TASK DETAILS — Repeat every record below exactly as written.
────
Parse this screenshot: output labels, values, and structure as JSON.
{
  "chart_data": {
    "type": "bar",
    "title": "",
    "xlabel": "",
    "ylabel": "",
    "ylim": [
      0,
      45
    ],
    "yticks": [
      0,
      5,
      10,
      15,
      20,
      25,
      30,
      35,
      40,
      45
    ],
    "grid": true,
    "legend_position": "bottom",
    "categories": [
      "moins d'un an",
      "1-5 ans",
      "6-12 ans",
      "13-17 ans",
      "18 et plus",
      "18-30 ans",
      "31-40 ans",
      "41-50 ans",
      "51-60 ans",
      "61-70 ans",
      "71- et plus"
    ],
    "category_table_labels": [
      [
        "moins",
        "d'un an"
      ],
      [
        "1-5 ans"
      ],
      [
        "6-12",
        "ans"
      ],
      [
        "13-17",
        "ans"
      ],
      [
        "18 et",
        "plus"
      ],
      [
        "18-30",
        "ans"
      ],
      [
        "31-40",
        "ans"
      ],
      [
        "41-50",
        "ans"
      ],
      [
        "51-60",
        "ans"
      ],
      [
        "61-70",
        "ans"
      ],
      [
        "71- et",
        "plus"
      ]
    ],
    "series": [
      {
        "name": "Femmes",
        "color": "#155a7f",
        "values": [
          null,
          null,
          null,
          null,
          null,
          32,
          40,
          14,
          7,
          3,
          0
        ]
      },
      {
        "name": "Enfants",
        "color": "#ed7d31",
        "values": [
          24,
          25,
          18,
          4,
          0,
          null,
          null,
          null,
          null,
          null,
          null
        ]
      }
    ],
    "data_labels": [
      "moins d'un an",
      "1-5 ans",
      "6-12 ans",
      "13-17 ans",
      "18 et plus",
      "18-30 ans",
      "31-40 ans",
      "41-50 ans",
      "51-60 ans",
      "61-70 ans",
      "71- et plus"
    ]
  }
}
────
OUTPUT FOR THIS EXERCISE —
Parse this screenshot: output labels, values, and structure as JSON.
{
  "chart_data": {
    "type": "bar",
    "title": "",
    "xlabel": "",
    "ylabel": "",
    "ylim": [
      0,
      45
    ],
    "yticks": [
      0,
      5,
      10,
      15,
      20,
      25,
      30,
      35,
      40,
      45
    ],
    "grid": true,
    "legend_position": "bottom",
    "categories": [
      "moins d'un an",
      "1-5 ans",
      "6-12 ans",
      "13-17 ans",
      "18 et plus",
      "18-30 ans",
      "31-40 ans",
      "41-50 ans",
      "51-60 ans",
      "61-70 ans",
      "71- et plus"
    ],
    "category_table_labels": [
      [
        "moins",
        "d'un an"
      ],
      [
        "1-5 ans"
      ],
      [
        "6-12",
        "ans"
      ],
      [
        "13-17",
        "ans"
      ],
      [
        "18 et",
        "plus"
      ],
      [
        "18-30",
        "ans"
      ],
      [
        "31-40",
        "ans"
      ],
      [
        "41-50",
        "ans"
      ],
      [
        "51-60",
        "ans"
      ],
      [
        "61-70",
        "ans"
      ],
      [
        "71- et",
        "plus"
      ]
    ],
    "series": [
      {
        "name": "Femmes",
        "color": "#155a7f",
        "values": [
          null,
          null,
          null,
          null,
          null,
          32,
          40,
          14,
          7,
          3,
          0
        ]
      },
      {
        "name": "Enfants",
        "color": "#ed7d31",
        "values": [
          24,
          25,
          18,
          4,
          0,
          null,
          null,
          null,
          null,
          null,
          null
        ]
      }
    ],
    "data_labels": [
      "moins d'un an",
      "1-5 ans",
      "6-12 ans",
      "13-17 ans",
      "18 et plus",
      "18-30 ans",
      "31-40 ans",
      "41-50 ans",
      "51-60 ans",
      "61-70 ans",
      "71- et plus"
    ]
  }
}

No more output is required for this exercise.